Records to use
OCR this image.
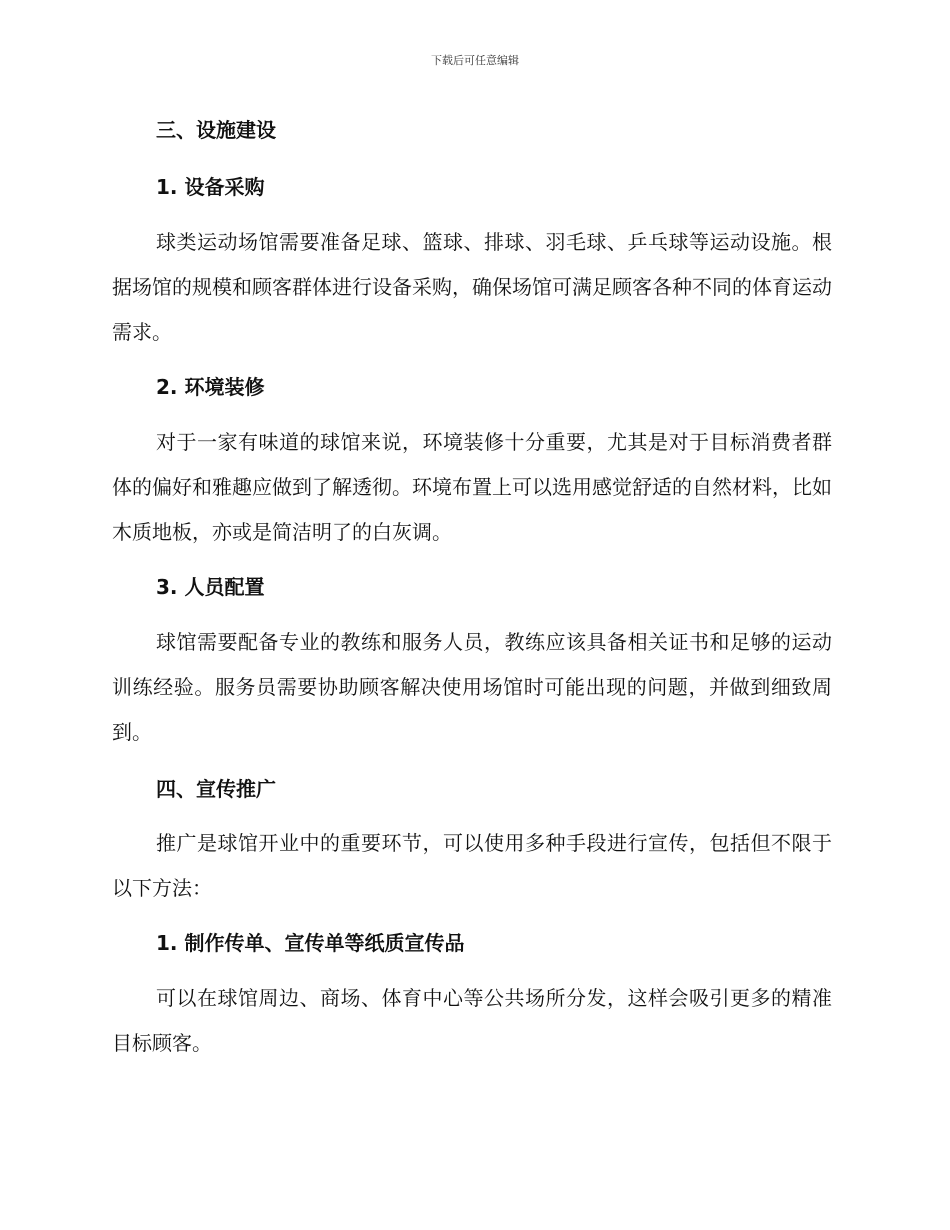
下载后可任意编辑
三、设施建设
1. 设备采购

球类运动场馆需要准备足球、篮球、排球、羽毛球、乒乓球等运动设施。根据场馆的规模和顾客群体进行设备采购，确保场馆可满足顾客各种不同的体育运动需求。

2. 环境装修

对于一家有味道的球馆来说，环境装修十分重要，尤其是对于目标消费者群体的偏好和雅趣应做到了解透彻。环境布置上可以选用感觉舒适的自然材料，比如木质地板，亦或是简洁明了的白灰调。

3. 人员配置

球馆需要配备专业的教练和服务人员，教练应该具备相关证书和足够的运动训练经验。服务员需要协助顾客解决使用场馆时可能出现的问题，并做到细致周到。

四、宣传推广

推广是球馆开业中的重要环节，可以使用多种手段进行宣传，包括但不限于以下方法：

1. 制作传单、宣传单等纸质宣传品

可以在球馆周边、商场、体育中心等公共场所分发，这样会吸引更多的精准目标顾客。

What you have to do
Transcribe the material exactly, keeping every word and none of the pictures.

Task solution
OCR this image.
下载后可任意编辑
三、设施建设
1. 设备采购

球类运动场馆需要准备足球、篮球、排球、羽毛球、乒乓球等运动设施。根据场馆的规模和顾客群体进行设备采购，确保场馆可满足顾客各种不同的体育运动需求。

2. 环境装修

对于一家有味道的球馆来说，环境装修十分重要，尤其是对于目标消费者群体的偏好和雅趣应做到了解透彻。环境布置上可以选用感觉舒适的自然材料，比如木质地板，亦或是简洁明了的白灰调。

3. 人员配置

球馆需要配备专业的教练和服务人员，教练应该具备相关证书和足够的运动训练经验。服务员需要协助顾客解决使用场馆时可能出现的问题，并做到细致周到。

四、宣传推广

推广是球馆开业中的重要环节，可以使用多种手段进行宣传，包括但不限于以下方法：

1. 制作传单、宣传单等纸质宣传品

可以在球馆周边、商场、体育中心等公共场所分发，这样会吸引更多的精准目标顾客。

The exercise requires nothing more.